Gather from the material every line that contains the string "this".

Dataset items
** Start **
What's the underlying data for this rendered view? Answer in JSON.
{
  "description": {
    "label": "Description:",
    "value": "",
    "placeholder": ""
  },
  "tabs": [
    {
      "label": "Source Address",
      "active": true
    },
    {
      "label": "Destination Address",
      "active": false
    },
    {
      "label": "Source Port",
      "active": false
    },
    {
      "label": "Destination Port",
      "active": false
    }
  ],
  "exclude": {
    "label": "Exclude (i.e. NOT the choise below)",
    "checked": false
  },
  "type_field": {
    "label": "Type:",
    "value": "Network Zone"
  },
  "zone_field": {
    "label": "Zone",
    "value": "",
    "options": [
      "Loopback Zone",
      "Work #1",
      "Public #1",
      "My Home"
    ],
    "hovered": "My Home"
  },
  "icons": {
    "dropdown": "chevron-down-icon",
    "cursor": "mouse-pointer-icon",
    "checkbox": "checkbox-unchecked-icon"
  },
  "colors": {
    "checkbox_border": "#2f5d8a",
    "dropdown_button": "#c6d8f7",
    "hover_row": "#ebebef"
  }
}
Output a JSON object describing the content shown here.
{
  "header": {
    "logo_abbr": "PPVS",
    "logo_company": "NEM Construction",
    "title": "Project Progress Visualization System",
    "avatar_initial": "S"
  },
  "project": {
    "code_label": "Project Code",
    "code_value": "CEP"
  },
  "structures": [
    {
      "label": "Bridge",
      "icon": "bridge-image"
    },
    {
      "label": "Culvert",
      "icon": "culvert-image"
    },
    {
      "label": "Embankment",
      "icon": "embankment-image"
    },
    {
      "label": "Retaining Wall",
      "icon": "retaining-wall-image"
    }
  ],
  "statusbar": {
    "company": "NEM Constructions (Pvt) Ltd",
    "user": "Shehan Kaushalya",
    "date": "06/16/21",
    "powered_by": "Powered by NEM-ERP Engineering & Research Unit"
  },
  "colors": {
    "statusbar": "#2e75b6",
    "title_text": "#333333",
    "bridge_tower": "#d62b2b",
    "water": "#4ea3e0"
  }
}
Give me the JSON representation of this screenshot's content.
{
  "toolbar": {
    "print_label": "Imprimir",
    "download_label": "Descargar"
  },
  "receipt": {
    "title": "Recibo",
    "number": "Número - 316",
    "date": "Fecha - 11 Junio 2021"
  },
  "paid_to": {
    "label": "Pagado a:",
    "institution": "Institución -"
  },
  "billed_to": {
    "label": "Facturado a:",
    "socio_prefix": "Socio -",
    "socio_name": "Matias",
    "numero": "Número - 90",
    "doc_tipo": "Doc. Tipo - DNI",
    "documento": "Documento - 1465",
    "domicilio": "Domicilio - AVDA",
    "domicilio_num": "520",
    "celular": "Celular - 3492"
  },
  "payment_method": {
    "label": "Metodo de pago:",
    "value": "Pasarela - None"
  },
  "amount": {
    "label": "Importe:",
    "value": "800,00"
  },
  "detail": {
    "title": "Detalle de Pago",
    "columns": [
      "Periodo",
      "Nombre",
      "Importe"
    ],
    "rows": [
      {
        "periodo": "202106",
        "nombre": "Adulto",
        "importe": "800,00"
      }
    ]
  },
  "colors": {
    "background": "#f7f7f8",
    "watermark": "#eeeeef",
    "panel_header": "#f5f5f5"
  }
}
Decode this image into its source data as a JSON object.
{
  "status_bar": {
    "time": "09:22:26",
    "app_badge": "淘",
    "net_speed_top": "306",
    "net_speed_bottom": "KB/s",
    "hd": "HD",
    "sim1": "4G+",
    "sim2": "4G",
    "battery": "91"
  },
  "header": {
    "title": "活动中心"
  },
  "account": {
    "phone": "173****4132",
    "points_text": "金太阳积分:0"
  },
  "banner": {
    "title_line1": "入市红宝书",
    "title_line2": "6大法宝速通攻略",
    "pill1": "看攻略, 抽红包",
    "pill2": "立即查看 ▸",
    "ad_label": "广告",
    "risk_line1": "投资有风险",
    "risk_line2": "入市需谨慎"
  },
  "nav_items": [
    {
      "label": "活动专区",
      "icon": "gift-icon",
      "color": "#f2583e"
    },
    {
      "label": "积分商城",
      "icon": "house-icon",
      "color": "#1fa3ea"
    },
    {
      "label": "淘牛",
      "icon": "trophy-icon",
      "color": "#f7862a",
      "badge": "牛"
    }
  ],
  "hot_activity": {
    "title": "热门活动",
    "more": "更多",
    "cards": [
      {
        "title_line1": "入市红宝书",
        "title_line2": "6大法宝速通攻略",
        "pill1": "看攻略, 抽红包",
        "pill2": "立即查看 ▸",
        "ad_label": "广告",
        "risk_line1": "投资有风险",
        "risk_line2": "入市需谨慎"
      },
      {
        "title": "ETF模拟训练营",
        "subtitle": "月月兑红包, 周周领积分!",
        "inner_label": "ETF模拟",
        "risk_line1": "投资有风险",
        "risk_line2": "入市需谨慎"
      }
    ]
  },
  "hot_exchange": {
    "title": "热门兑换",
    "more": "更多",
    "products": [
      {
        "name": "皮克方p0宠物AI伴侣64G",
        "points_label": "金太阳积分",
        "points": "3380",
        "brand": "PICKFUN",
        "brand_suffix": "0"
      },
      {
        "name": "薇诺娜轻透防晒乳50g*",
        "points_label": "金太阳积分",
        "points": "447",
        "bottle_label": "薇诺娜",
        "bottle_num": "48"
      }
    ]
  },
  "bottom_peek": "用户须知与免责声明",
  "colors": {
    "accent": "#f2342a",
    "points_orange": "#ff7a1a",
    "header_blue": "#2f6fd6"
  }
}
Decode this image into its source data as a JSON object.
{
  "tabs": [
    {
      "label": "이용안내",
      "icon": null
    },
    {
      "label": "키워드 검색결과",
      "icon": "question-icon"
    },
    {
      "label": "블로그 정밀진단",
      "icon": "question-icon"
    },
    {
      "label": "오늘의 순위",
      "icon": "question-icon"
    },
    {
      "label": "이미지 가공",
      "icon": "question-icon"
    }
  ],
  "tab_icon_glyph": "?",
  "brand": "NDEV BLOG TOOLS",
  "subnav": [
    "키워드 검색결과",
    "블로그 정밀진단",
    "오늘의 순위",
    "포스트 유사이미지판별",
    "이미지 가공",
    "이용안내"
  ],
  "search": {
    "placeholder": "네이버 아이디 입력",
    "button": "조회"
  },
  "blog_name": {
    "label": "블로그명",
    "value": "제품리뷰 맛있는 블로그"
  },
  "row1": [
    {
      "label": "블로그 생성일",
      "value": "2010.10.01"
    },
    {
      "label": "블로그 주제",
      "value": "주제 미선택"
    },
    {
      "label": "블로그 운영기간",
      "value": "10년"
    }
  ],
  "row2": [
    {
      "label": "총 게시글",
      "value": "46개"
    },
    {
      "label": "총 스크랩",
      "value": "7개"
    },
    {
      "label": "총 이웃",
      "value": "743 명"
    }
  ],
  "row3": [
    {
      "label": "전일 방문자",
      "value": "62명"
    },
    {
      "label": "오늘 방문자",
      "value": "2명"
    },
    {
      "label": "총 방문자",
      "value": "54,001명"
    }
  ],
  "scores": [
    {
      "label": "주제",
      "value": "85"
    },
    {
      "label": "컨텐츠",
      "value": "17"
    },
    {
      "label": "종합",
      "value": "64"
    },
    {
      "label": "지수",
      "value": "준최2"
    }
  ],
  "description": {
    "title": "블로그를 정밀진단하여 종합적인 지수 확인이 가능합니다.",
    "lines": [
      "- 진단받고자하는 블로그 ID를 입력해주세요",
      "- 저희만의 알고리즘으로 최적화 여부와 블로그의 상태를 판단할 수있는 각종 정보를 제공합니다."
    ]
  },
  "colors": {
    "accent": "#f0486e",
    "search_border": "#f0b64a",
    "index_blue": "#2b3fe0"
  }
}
** End **
Task answer:
What's the underlying data for this rendered view? Answer in JSON.
Give me the JSON representation of this screenshot's content.
Decode this image into its source data as a JSON object.
Decode this image into its source data as a JSON object.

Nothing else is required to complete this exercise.